## BEGIN Raw data

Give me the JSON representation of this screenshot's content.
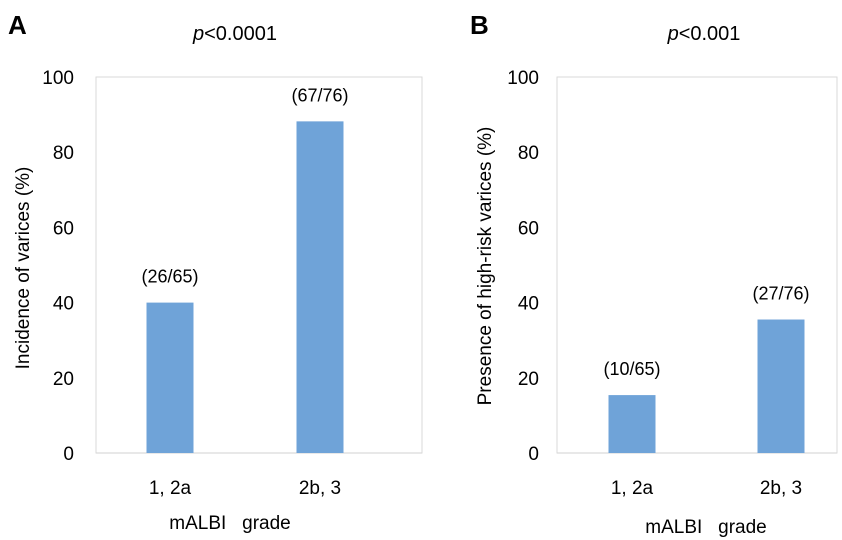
{
  "chart_data": [
    {
      "type": "bar",
      "panel_label": "A",
      "title_prefix": "p",
      "title_rest": "<0.0001",
      "categories": [
        "1, 2a",
        "2b, 3"
      ],
      "values": [
        40,
        88.2
      ],
      "data_labels": [
        "(26/65)",
        "(67/76)"
      ],
      "xlabel": "mALBI   grade",
      "ylabel": "Incidence of varices (%)",
      "ylim": [
        0,
        100
      ],
      "yticks": [
        "0",
        "20",
        "40",
        "60",
        "80",
        "100"
      ],
      "grid": false,
      "bar_color": "#6fa3d8"
    },
    {
      "type": "bar",
      "panel_label": "B",
      "title_prefix": "p",
      "title_rest": "<0.001",
      "categories": [
        "1, 2a",
        "2b, 3"
      ],
      "values": [
        15.4,
        35.5
      ],
      "data_labels": [
        "(10/65)",
        "(27/76)"
      ],
      "xlabel": "mALBI   grade",
      "ylabel": "Presence of high-risk varices (%)",
      "ylim": [
        0,
        100
      ],
      "yticks": [
        "0",
        "20",
        "40",
        "60",
        "80",
        "100"
      ],
      "grid": false,
      "bar_color": "#6fa3d8"
    }
  ]
}
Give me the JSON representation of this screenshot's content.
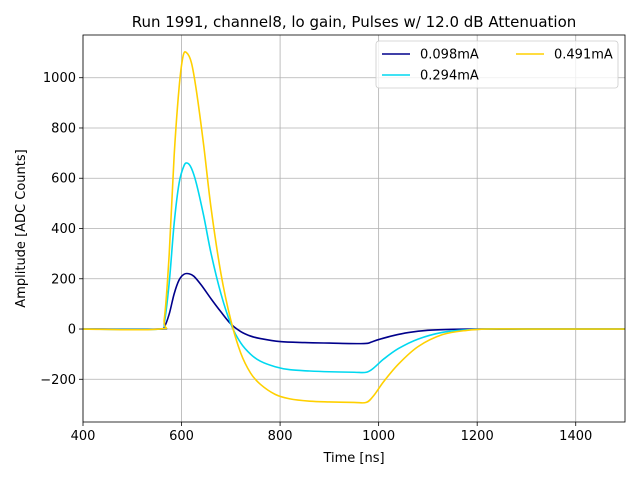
{
  "chart_data": {
    "type": "line",
    "title": "Run 1991, channel8, lo gain, Pulses w/ 12.0 dB Attenuation",
    "xlabel": "Time [ns]",
    "ylabel": "Amplitude [ADC Counts]",
    "xlim": [
      400,
      1500
    ],
    "ylim": [
      -370,
      1170
    ],
    "xticks": [
      400,
      600,
      800,
      1000,
      1200,
      1400
    ],
    "yticks": [
      -200,
      0,
      200,
      400,
      600,
      800,
      1000
    ],
    "grid": true,
    "legend_position": "top-right",
    "legend_columns": 2,
    "series": [
      {
        "name": "0.098mA",
        "color": "#00008b",
        "x": [
          400,
          555,
          565,
          575,
          585,
          595,
          605,
          615,
          625,
          640,
          660,
          680,
          700,
          720,
          740,
          760,
          800,
          850,
          900,
          970,
          985,
          1000,
          1030,
          1060,
          1100,
          1150,
          1200,
          1300,
          1500
        ],
        "y": [
          0,
          0,
          8,
          60,
          140,
          195,
          218,
          220,
          210,
          175,
          120,
          68,
          20,
          -10,
          -28,
          -38,
          -50,
          -54,
          -56,
          -58,
          -52,
          -42,
          -26,
          -14,
          -5,
          -1,
          0,
          0,
          0
        ]
      },
      {
        "name": "0.294mA",
        "color": "#00d8f0",
        "x": [
          400,
          555,
          565,
          575,
          585,
          595,
          605,
          612,
          620,
          630,
          645,
          660,
          680,
          700,
          720,
          740,
          760,
          790,
          820,
          860,
          900,
          950,
          975,
          990,
          1010,
          1040,
          1080,
          1130,
          1180,
          1220,
          1300,
          1500
        ],
        "y": [
          0,
          0,
          25,
          185,
          420,
          580,
          650,
          660,
          640,
          580,
          450,
          300,
          140,
          20,
          -55,
          -100,
          -128,
          -150,
          -162,
          -167,
          -170,
          -172,
          -172,
          -155,
          -120,
          -78,
          -40,
          -13,
          -3,
          0,
          0,
          0
        ]
      },
      {
        "name": "0.491mA",
        "color": "#ffd000",
        "x": [
          400,
          555,
          565,
          575,
          585,
          595,
          603,
          610,
          620,
          630,
          645,
          660,
          680,
          700,
          720,
          740,
          760,
          790,
          820,
          860,
          900,
          950,
          975,
          990,
          1010,
          1040,
          1080,
          1130,
          1180,
          1220,
          1300,
          1500
        ],
        "y": [
          0,
          0,
          40,
          300,
          690,
          960,
          1085,
          1100,
          1060,
          950,
          730,
          480,
          220,
          35,
          -95,
          -175,
          -220,
          -260,
          -278,
          -287,
          -290,
          -292,
          -292,
          -265,
          -210,
          -140,
          -70,
          -22,
          -5,
          0,
          0,
          0
        ]
      }
    ]
  }
}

## END Raw data

__Work to be completed__
Copy every line of the data exactly as written, excluding the pictures.

__The answer__
Give me the JSON representation of this screenshot's content.
{
  "chart_data": [
    {
      "type": "bar",
      "panel_label": "A",
      "title_prefix": "p",
      "title_rest": "<0.0001",
      "categories": [
        "1, 2a",
        "2b, 3"
      ],
      "values": [
        40,
        88.2
      ],
      "data_labels": [
        "(26/65)",
        "(67/76)"
      ],
      "xlabel": "mALBI   grade",
      "ylabel": "Incidence of varices (%)",
      "ylim": [
        0,
        100
      ],
      "yticks": [
        "0",
        "20",
        "40",
        "60",
        "80",
        "100"
      ],
      "grid": false,
      "bar_color": "#6fa3d8"
    },
    {
      "type": "bar",
      "panel_label": "B",
      "title_prefix": "p",
      "title_rest": "<0.001",
      "categories": [
        "1, 2a",
        "2b, 3"
      ],
      "values": [
        15.4,
        35.5
      ],
      "data_labels": [
        "(10/65)",
        "(27/76)"
      ],
      "xlabel": "mALBI   grade",
      "ylabel": "Presence of high-risk varices (%)",
      "ylim": [
        0,
        100
      ],
      "yticks": [
        "0",
        "20",
        "40",
        "60",
        "80",
        "100"
      ],
      "grid": false,
      "bar_color": "#6fa3d8"
    }
  ]
}
Give me the JSON representation of this screenshot's content.
{
  "chart_data": {
    "type": "line",
    "title": "Run 1991, channel8, lo gain, Pulses w/ 12.0 dB Attenuation",
    "xlabel": "Time [ns]",
    "ylabel": "Amplitude [ADC Counts]",
    "xlim": [
      400,
      1500
    ],
    "ylim": [
      -370,
      1170
    ],
    "xticks": [
      400,
      600,
      800,
      1000,
      1200,
      1400
    ],
    "yticks": [
      -200,
      0,
      200,
      400,
      600,
      800,
      1000
    ],
    "grid": true,
    "legend_position": "top-right",
    "legend_columns": 2,
    "series": [
      {
        "name": "0.098mA",
        "color": "#00008b",
        "x": [
          400,
          555,
          565,
          575,
          585,
          595,
          605,
          615,
          625,
          640,
          660,
          680,
          700,
          720,
          740,
          760,
          800,
          850,
          900,
          970,
          985,
          1000,
          1030,
          1060,
          1100,
          1150,
          1200,
          1300,
          1500
        ],
        "y": [
          0,
          0,
          8,
          60,
          140,
          195,
          218,
          220,
          210,
          175,
          120,
          68,
          20,
          -10,
          -28,
          -38,
          -50,
          -54,
          -56,
          -58,
          -52,
          -42,
          -26,
          -14,
          -5,
          -1,
          0,
          0,
          0
        ]
      },
      {
        "name": "0.294mA",
        "color": "#00d8f0",
        "x": [
          400,
          555,
          565,
          575,
          585,
          595,
          605,
          612,
          620,
          630,
          645,
          660,
          680,
          700,
          720,
          740,
          760,
          790,
          820,
          860,
          900,
          950,
          975,
          990,
          1010,
          1040,
          1080,
          1130,
          1180,
          1220,
          1300,
          1500
        ],
        "y": [
          0,
          0,
          25,
          185,
          420,
          580,
          650,
          660,
          640,
          580,
          450,
          300,
          140,
          20,
          -55,
          -100,
          -128,
          -150,
          -162,
          -167,
          -170,
          -172,
          -172,
          -155,
          -120,
          -78,
          -40,
          -13,
          -3,
          0,
          0,
          0
        ]
      },
      {
        "name": "0.491mA",
        "color": "#ffd000",
        "x": [
          400,
          555,
          565,
          575,
          585,
          595,
          603,
          610,
          620,
          630,
          645,
          660,
          680,
          700,
          720,
          740,
          760,
          790,
          820,
          860,
          900,
          950,
          975,
          990,
          1010,
          1040,
          1080,
          1130,
          1180,
          1220,
          1300,
          1500
        ],
        "y": [
          0,
          0,
          40,
          300,
          690,
          960,
          1085,
          1100,
          1060,
          950,
          730,
          480,
          220,
          35,
          -95,
          -175,
          -220,
          -260,
          -278,
          -287,
          -290,
          -292,
          -292,
          -265,
          -210,
          -140,
          -70,
          -22,
          -5,
          0,
          0,
          0
        ]
      }
    ]
  }
}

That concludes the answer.